Provided entries:
"""

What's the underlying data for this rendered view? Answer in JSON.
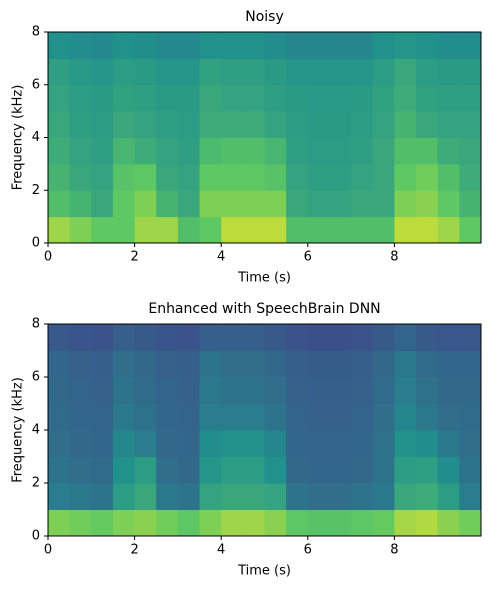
{
  "chart_data": [
    {
      "type": "spectrogram",
      "title": "Noisy",
      "xlabel": "Time (s)",
      "ylabel": "Frequency (kHz)",
      "xlim": [
        0,
        10
      ],
      "ylim": [
        0,
        8
      ],
      "xticks": [
        0,
        2,
        4,
        6,
        8
      ],
      "yticks": [
        0,
        2,
        4,
        6,
        8
      ],
      "colormap": "viridis",
      "values": [
        [
          0.85,
          0.8,
          0.75,
          0.75,
          0.85,
          0.85,
          0.7,
          0.75,
          0.9,
          0.9,
          0.9,
          0.7,
          0.7,
          0.7,
          0.7,
          0.7,
          0.9,
          0.9,
          0.85,
          0.75
        ],
        [
          0.7,
          0.65,
          0.6,
          0.75,
          0.8,
          0.65,
          0.6,
          0.8,
          0.8,
          0.8,
          0.8,
          0.6,
          0.58,
          0.58,
          0.6,
          0.6,
          0.8,
          0.82,
          0.75,
          0.65
        ],
        [
          0.65,
          0.6,
          0.58,
          0.72,
          0.75,
          0.6,
          0.58,
          0.75,
          0.75,
          0.75,
          0.72,
          0.58,
          0.56,
          0.56,
          0.58,
          0.6,
          0.75,
          0.78,
          0.7,
          0.62
        ],
        [
          0.62,
          0.58,
          0.56,
          0.66,
          0.62,
          0.58,
          0.56,
          0.68,
          0.7,
          0.7,
          0.66,
          0.56,
          0.55,
          0.55,
          0.56,
          0.6,
          0.7,
          0.7,
          0.62,
          0.6
        ],
        [
          0.6,
          0.56,
          0.55,
          0.6,
          0.58,
          0.56,
          0.55,
          0.62,
          0.62,
          0.62,
          0.58,
          0.55,
          0.54,
          0.54,
          0.55,
          0.58,
          0.65,
          0.6,
          0.58,
          0.58
        ],
        [
          0.58,
          0.55,
          0.54,
          0.57,
          0.56,
          0.54,
          0.54,
          0.6,
          0.58,
          0.58,
          0.56,
          0.54,
          0.53,
          0.53,
          0.54,
          0.57,
          0.62,
          0.57,
          0.56,
          0.56
        ],
        [
          0.56,
          0.53,
          0.52,
          0.55,
          0.54,
          0.52,
          0.52,
          0.57,
          0.56,
          0.56,
          0.54,
          0.52,
          0.52,
          0.52,
          0.52,
          0.55,
          0.6,
          0.55,
          0.54,
          0.54
        ],
        [
          0.5,
          0.48,
          0.47,
          0.5,
          0.49,
          0.47,
          0.47,
          0.5,
          0.5,
          0.5,
          0.48,
          0.46,
          0.46,
          0.46,
          0.46,
          0.5,
          0.52,
          0.5,
          0.48,
          0.48
        ]
      ]
    },
    {
      "type": "spectrogram",
      "title": "Enhanced with SpeechBrain DNN",
      "xlabel": "Time (s)",
      "ylabel": "Frequency (kHz)",
      "xlim": [
        0,
        10
      ],
      "ylim": [
        0,
        8
      ],
      "xticks": [
        0,
        2,
        4,
        6,
        8
      ],
      "yticks": [
        0,
        2,
        4,
        6,
        8
      ],
      "colormap": "viridis",
      "values": [
        [
          0.8,
          0.78,
          0.76,
          0.8,
          0.82,
          0.78,
          0.74,
          0.8,
          0.85,
          0.85,
          0.82,
          0.74,
          0.72,
          0.72,
          0.74,
          0.76,
          0.86,
          0.88,
          0.82,
          0.78
        ],
        [
          0.42,
          0.4,
          0.38,
          0.55,
          0.6,
          0.4,
          0.38,
          0.58,
          0.6,
          0.6,
          0.58,
          0.38,
          0.36,
          0.36,
          0.38,
          0.4,
          0.6,
          0.62,
          0.55,
          0.42
        ],
        [
          0.38,
          0.36,
          0.35,
          0.5,
          0.55,
          0.36,
          0.34,
          0.52,
          0.55,
          0.55,
          0.5,
          0.34,
          0.33,
          0.33,
          0.34,
          0.38,
          0.55,
          0.56,
          0.48,
          0.38
        ],
        [
          0.36,
          0.34,
          0.33,
          0.46,
          0.42,
          0.34,
          0.33,
          0.48,
          0.5,
          0.5,
          0.45,
          0.33,
          0.32,
          0.32,
          0.33,
          0.37,
          0.5,
          0.48,
          0.4,
          0.36
        ],
        [
          0.35,
          0.33,
          0.32,
          0.4,
          0.37,
          0.33,
          0.32,
          0.42,
          0.42,
          0.42,
          0.38,
          0.32,
          0.31,
          0.31,
          0.32,
          0.36,
          0.45,
          0.4,
          0.36,
          0.35
        ],
        [
          0.34,
          0.32,
          0.31,
          0.38,
          0.35,
          0.32,
          0.31,
          0.4,
          0.38,
          0.38,
          0.36,
          0.31,
          0.3,
          0.3,
          0.31,
          0.35,
          0.42,
          0.37,
          0.34,
          0.34
        ],
        [
          0.33,
          0.31,
          0.3,
          0.36,
          0.34,
          0.31,
          0.3,
          0.38,
          0.36,
          0.36,
          0.34,
          0.3,
          0.29,
          0.29,
          0.3,
          0.34,
          0.4,
          0.35,
          0.33,
          0.33
        ],
        [
          0.28,
          0.26,
          0.25,
          0.3,
          0.28,
          0.26,
          0.25,
          0.3,
          0.3,
          0.3,
          0.28,
          0.25,
          0.24,
          0.24,
          0.25,
          0.28,
          0.32,
          0.28,
          0.27,
          0.27
        ]
      ]
    }
  ]
}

"""

Copy every line above that holds the word "title".

Task response:
      "title": "Noisy",
      "title": "Enhanced with SpeechBrain DNN",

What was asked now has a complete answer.